**Excerpt:**

First impressions aren’t very telling when you look inside. Squint and the mass of wires looks like a clown-colored riot. Look closer, though, and you notice what a well-executed, robust build this is. Individual knobs and switches are all chassis-mounted well away from the densely populated circuit board, which is mounted on four strong steel posts on the chassis’ underside. The topside of the unit hints at the ambition in this OD design, but the guts reveal how thoughtfully it is carried out.
At a glance, the PettyDrive is an indecisive player’s horror show. In actuality, the control layout is quite logical—which is good given that Pettyjohn did not label a single control. Taping the easy-to-eyeball instruction card that comes with the unit to its underside is a pretty good idea.
Essentially, the PettyDrive is made up of two matching sets of controls. Gain, level, and tone for each channel are stacked vertically along each side. One significant difference between the two sets: The lower-gain “chime” channel uses a “tilt” EQ, which boosts treble and cuts bass, or vice versa, simultaneously. The higher-gain “iron” channel uses a simpler high-cut tone control. The top knob is a mix control for the effects loop, which only works with the “iron” channel. Switches include dedicated, three-position low-cut toggles for each channel, plus a clipping diode selector for each channel. You can also flip the order of channels using the center switch.

(Records from a data collection)
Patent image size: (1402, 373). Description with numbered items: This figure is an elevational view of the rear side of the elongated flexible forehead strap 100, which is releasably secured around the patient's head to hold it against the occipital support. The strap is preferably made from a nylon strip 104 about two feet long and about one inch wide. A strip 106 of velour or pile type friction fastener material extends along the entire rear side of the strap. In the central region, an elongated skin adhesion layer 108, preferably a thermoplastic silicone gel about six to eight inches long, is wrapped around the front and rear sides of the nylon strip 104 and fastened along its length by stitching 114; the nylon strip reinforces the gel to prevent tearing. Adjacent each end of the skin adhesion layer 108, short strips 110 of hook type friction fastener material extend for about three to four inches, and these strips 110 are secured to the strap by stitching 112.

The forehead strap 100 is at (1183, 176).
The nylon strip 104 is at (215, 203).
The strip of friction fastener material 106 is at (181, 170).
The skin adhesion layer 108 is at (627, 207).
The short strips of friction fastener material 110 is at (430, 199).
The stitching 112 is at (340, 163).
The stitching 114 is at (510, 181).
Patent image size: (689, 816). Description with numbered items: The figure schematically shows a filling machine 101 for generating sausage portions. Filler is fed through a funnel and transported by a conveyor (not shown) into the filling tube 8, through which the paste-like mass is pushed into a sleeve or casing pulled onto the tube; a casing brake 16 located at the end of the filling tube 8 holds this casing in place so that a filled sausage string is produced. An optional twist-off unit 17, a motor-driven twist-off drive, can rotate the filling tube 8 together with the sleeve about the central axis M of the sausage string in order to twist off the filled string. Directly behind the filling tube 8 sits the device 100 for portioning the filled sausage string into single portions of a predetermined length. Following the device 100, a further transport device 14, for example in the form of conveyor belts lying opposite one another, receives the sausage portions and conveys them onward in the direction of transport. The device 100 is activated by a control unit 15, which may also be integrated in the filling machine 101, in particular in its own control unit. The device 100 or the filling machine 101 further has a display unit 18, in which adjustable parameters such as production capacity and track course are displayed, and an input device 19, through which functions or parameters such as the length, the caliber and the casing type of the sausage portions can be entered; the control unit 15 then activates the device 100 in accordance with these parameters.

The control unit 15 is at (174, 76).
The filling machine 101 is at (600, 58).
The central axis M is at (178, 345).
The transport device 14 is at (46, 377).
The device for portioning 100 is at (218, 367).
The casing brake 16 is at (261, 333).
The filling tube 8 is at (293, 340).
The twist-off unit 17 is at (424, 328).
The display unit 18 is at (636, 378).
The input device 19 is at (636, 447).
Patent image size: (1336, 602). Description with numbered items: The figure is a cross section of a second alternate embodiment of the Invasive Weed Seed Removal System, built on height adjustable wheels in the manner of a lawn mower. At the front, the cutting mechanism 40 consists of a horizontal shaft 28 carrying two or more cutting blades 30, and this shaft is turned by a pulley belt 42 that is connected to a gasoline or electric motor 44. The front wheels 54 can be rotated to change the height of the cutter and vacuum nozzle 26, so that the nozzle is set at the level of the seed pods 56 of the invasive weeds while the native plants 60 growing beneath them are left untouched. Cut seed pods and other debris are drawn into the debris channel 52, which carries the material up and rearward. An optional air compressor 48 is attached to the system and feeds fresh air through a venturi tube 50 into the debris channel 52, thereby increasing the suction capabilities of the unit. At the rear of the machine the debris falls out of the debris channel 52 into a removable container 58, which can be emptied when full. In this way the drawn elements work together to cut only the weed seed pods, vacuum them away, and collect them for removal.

**What you are asked to do:**
In the PettyDrive excerpt, which channel uses a "tilt" EQ? You won't need the records for this.

**Answer space:**
The lower-gain "chime" channel.